Direction
Repeat each record exactly. Any picture gets left out.

--- BEGIN Records shown ---

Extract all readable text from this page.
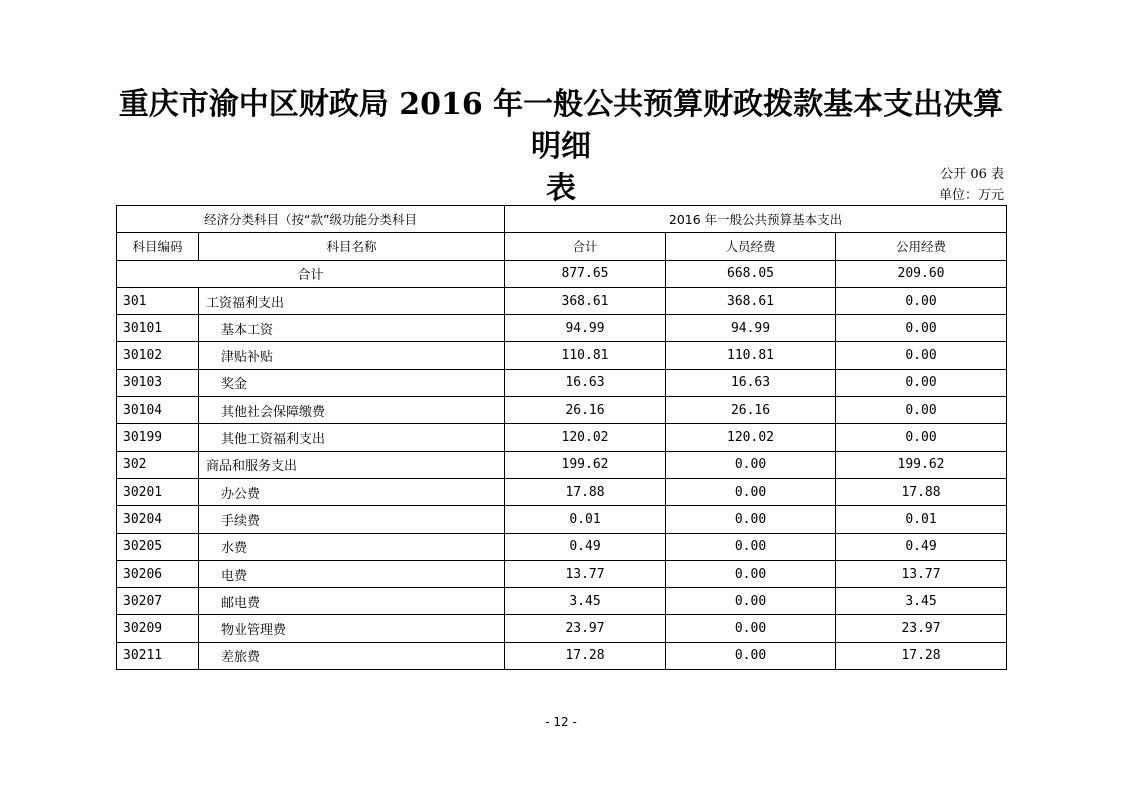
重庆市渝中区财政局 2016 年一般公共预算财政拨款基本支出决算明细
表	公开 06 表
单位：万元
经济分类科目（按“款”级功能分类科目		2016 年一般公共预算基本支出		
科目编码	科目名称	合计	人员经费	公用经费
合计		877.65	668.05	209.60
301	工资福利支出	368.61	368.61	0.00
30101	基本工资	94.99	94.99	0.00
30102	津贴补贴	110.81	110.81	0.00
30103	奖金	16.63	16.63	0.00
30104	其他社会保障缴费	26.16	26.16	0.00
30199	其他工资福利支出	120.02	120.02	0.00
302	商品和服务支出	199.62	0.00	199.62
30201	办公费	17.88	0.00	17.88
30204	手续费	0.01	0.00	0.01
30205	水费	0.49	0.00	0.49
30206	电费	13.77	0.00	13.77
30207	邮电费	3.45	0.00	3.45
30209	物业管理费	23.97	0.00	23.97
30211	差旅费	17.28	0.00	17.28
- 12 -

--- END Records shown ---

The output
Extract all readable text from this page.
重庆市渝中区财政局 2016 年一般公共预算财政拨款基本支出决算明细
表	公开 06 表
单位：万元
经济分类科目（按“款”级功能分类科目		2016 年一般公共预算基本支出		
科目编码	科目名称	合计	人员经费	公用经费
合计		877.65	668.05	209.60
301	工资福利支出	368.61	368.61	0.00
30101	基本工资	94.99	94.99	0.00
30102	津贴补贴	110.81	110.81	0.00
30103	奖金	16.63	16.63	0.00
30104	其他社会保障缴费	26.16	26.16	0.00
30199	其他工资福利支出	120.02	120.02	0.00
302	商品和服务支出	199.62	0.00	199.62
30201	办公费	17.88	0.00	17.88
30204	手续费	0.01	0.00	0.01
30205	水费	0.49	0.00	0.49
30206	电费	13.77	0.00	13.77
30207	邮电费	3.45	0.00	3.45
30209	物业管理费	23.97	0.00	23.97
30211	差旅费	17.28	0.00	17.28
- 12 -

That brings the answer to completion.